===== RAW RECORDS
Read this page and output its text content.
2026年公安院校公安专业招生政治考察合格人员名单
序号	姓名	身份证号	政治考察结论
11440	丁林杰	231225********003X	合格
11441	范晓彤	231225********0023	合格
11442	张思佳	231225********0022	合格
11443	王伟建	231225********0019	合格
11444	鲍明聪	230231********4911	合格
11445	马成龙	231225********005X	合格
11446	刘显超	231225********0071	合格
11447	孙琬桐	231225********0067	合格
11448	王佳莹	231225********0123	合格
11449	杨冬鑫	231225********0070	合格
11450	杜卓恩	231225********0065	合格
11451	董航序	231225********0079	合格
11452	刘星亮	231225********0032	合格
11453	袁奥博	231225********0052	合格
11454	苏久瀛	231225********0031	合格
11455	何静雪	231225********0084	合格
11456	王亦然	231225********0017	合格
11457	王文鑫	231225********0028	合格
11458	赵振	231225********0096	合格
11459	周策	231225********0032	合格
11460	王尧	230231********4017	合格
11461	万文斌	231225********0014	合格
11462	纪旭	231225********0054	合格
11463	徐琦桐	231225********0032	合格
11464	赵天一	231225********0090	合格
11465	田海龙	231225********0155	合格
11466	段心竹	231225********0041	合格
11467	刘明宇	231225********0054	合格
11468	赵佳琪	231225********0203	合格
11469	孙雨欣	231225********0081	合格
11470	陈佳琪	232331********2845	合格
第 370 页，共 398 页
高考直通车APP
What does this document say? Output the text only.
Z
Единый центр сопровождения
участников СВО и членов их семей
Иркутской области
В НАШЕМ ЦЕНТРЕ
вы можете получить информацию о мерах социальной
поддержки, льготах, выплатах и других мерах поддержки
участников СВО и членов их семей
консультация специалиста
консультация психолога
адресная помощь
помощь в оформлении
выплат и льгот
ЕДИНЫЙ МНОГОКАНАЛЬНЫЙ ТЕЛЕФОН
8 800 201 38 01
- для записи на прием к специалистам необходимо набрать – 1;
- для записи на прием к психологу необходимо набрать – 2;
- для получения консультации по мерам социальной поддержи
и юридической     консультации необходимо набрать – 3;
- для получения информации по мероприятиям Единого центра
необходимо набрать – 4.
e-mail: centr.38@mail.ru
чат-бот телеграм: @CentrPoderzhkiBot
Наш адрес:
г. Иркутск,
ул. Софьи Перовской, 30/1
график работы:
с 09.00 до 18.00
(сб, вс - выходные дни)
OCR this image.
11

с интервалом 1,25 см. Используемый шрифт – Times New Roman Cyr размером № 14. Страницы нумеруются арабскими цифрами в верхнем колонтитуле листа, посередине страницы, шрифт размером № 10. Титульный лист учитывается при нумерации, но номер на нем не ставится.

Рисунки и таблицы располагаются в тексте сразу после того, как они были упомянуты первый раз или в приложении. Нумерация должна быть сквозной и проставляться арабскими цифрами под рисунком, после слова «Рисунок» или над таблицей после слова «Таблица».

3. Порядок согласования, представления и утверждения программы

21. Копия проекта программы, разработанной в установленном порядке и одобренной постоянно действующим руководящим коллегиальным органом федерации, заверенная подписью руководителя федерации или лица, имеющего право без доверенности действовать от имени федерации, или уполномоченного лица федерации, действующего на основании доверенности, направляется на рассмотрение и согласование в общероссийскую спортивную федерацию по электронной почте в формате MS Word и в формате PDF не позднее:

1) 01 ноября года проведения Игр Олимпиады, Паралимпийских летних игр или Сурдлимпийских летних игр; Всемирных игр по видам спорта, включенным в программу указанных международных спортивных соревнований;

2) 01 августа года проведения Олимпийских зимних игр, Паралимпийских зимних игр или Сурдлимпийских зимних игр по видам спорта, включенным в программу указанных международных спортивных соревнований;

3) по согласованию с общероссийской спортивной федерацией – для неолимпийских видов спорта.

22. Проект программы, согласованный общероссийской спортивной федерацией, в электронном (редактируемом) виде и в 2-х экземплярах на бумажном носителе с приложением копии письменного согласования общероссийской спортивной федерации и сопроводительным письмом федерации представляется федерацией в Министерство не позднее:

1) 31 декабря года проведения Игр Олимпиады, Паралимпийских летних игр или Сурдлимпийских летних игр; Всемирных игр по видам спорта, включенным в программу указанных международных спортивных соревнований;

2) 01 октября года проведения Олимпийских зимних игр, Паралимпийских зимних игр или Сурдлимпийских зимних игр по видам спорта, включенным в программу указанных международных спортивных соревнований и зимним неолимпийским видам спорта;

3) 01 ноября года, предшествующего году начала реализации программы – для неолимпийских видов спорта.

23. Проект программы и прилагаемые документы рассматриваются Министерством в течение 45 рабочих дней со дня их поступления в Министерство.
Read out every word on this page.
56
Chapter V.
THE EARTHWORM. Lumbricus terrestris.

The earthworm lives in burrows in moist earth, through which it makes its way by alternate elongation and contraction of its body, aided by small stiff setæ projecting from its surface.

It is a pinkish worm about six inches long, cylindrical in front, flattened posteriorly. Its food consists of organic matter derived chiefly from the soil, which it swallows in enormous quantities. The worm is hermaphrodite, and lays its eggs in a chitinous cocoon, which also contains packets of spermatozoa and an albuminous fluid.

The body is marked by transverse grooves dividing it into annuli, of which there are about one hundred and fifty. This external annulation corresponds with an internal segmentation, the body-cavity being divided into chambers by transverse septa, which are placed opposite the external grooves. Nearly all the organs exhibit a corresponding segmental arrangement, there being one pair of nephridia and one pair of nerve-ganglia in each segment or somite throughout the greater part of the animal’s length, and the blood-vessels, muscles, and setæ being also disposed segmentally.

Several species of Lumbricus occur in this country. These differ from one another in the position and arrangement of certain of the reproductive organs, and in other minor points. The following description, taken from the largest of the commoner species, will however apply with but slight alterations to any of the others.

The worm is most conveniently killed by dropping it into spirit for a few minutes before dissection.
==========
# TASK TO COMPLETE
Repeat the records exactly, including every line.

# SOLUTION FOR THIS EXERCISE
Read this page and output its text content.
2026年公安院校公安专业招生政治考察合格人员名单
序号	姓名	身份证号	政治考察结论
11440	丁林杰	231225********003X	合格
11441	范晓彤	231225********0023	合格
11442	张思佳	231225********0022	合格
11443	王伟建	231225********0019	合格
11444	鲍明聪	230231********4911	合格
11445	马成龙	231225********005X	合格
11446	刘显超	231225********0071	合格
11447	孙琬桐	231225********0067	合格
11448	王佳莹	231225********0123	合格
11449	杨冬鑫	231225********0070	合格
11450	杜卓恩	231225********0065	合格
11451	董航序	231225********0079	合格
11452	刘星亮	231225********0032	合格
11453	袁奥博	231225********0052	合格
11454	苏久瀛	231225********0031	合格
11455	何静雪	231225********0084	合格
11456	王亦然	231225********0017	合格
11457	王文鑫	231225********0028	合格
11458	赵振	231225********0096	合格
11459	周策	231225********0032	合格
11460	王尧	230231********4017	合格
11461	万文斌	231225********0014	合格
11462	纪旭	231225********0054	合格
11463	徐琦桐	231225********0032	合格
11464	赵天一	231225********0090	合格
11465	田海龙	231225********0155	合格
11466	段心竹	231225********0041	合格
11467	刘明宇	231225********0054	合格
11468	赵佳琪	231225********0203	合格
11469	孙雨欣	231225********0081	合格
11470	陈佳琪	232331********2845	合格
第 370 页，共 398 页
高考直通车APP
What does this document say? Output the text only.
Z
Единый центр сопровождения
участников СВО и членов их семей
Иркутской области
В НАШЕМ ЦЕНТРЕ
вы можете получить информацию о мерах социальной
поддержки, льготах, выплатах и других мерах поддержки
участников СВО и членов их семей
консультация специалиста
консультация психолога
адресная помощь
помощь в оформлении
выплат и льгот
ЕДИНЫЙ МНОГОКАНАЛЬНЫЙ ТЕЛЕФОН
8 800 201 38 01
- для записи на прием к специалистам необходимо набрать – 1;
- для записи на прием к психологу необходимо набрать – 2;
- для получения консультации по мерам социальной поддержи
и юридической     консультации необходимо набрать – 3;
- для получения информации по мероприятиям Единого центра
необходимо набрать – 4.
e-mail: centr.38@mail.ru
чат-бот телеграм: @CentrPoderzhkiBot
Наш адрес:
г. Иркутск,
ул. Софьи Перовской, 30/1
график работы:
с 09.00 до 18.00
(сб, вс - выходные дни)
OCR this image.
11

с интервалом 1,25 см. Используемый шрифт – Times New Roman Cyr размером № 14. Страницы нумеруются арабскими цифрами в верхнем колонтитуле листа, посередине страницы, шрифт размером № 10. Титульный лист учитывается при нумерации, но номер на нем не ставится.

Рисунки и таблицы располагаются в тексте сразу после того, как они были упомянуты первый раз или в приложении. Нумерация должна быть сквозной и проставляться арабскими цифрами под рисунком, после слова «Рисунок» или над таблицей после слова «Таблица».

3. Порядок согласования, представления и утверждения программы

21. Копия проекта программы, разработанной в установленном порядке и одобренной постоянно действующим руководящим коллегиальным органом федерации, заверенная подписью руководителя федерации или лица, имеющего право без доверенности действовать от имени федерации, или уполномоченного лица федерации, действующего на основании доверенности, направляется на рассмотрение и согласование в общероссийскую спортивную федерацию по электронной почте в формате MS Word и в формате PDF не позднее:

1) 01 ноября года проведения Игр Олимпиады, Паралимпийских летних игр или Сурдлимпийских летних игр; Всемирных игр по видам спорта, включенным в программу указанных международных спортивных соревнований;

2) 01 августа года проведения Олимпийских зимних игр, Паралимпийских зимних игр или Сурдлимпийских зимних игр по видам спорта, включенным в программу указанных международных спортивных соревнований;

3) по согласованию с общероссийской спортивной федерацией – для неолимпийских видов спорта.

22. Проект программы, согласованный общероссийской спортивной федерацией, в электронном (редактируемом) виде и в 2-х экземплярах на бумажном носителе с приложением копии письменного согласования общероссийской спортивной федерации и сопроводительным письмом федерации представляется федерацией в Министерство не позднее:

1) 31 декабря года проведения Игр Олимпиады, Паралимпийских летних игр или Сурдлимпийских летних игр; Всемирных игр по видам спорта, включенным в программу указанных международных спортивных соревнований;

2) 01 октября года проведения Олимпийских зимних игр, Паралимпийских зимних игр или Сурдлимпийских зимних игр по видам спорта, включенным в программу указанных международных спортивных соревнований и зимним неолимпийским видам спорта;

3) 01 ноября года, предшествующего году начала реализации программы – для неолимпийских видов спорта.

23. Проект программы и прилагаемые документы рассматриваются Министерством в течение 45 рабочих дней со дня их поступления в Министерство.
Read out every word on this page.
56
Chapter V.
THE EARTHWORM. Lumbricus terrestris.

The earthworm lives in burrows in moist earth, through which it makes its way by alternate elongation and contraction of its body, aided by small stiff setæ projecting from its surface.

It is a pinkish worm about six inches long, cylindrical in front, flattened posteriorly. Its food consists of organic matter derived chiefly from the soil, which it swallows in enormous quantities. The worm is hermaphrodite, and lays its eggs in a chitinous cocoon, which also contains packets of spermatozoa and an albuminous fluid.

The body is marked by transverse grooves dividing it into annuli, of which there are about one hundred and fifty. This external annulation corresponds with an internal segmentation, the body-cavity being divided into chambers by transverse septa, which are placed opposite the external grooves. Nearly all the organs exhibit a corresponding segmental arrangement, there being one pair of nephridia and one pair of nerve-ganglia in each segment or somite throughout the greater part of the animal’s length, and the blood-vessels, muscles, and setæ being also disposed segmentally.

Several species of Lumbricus occur in this country. These differ from one another in the position and arrangement of certain of the reproductive organs, and in other minor points. The following description, taken from the largest of the commoner species, will however apply with but slight alterations to any of the others.

The worm is most conveniently killed by dropping it into spirit for a few minutes before dissection.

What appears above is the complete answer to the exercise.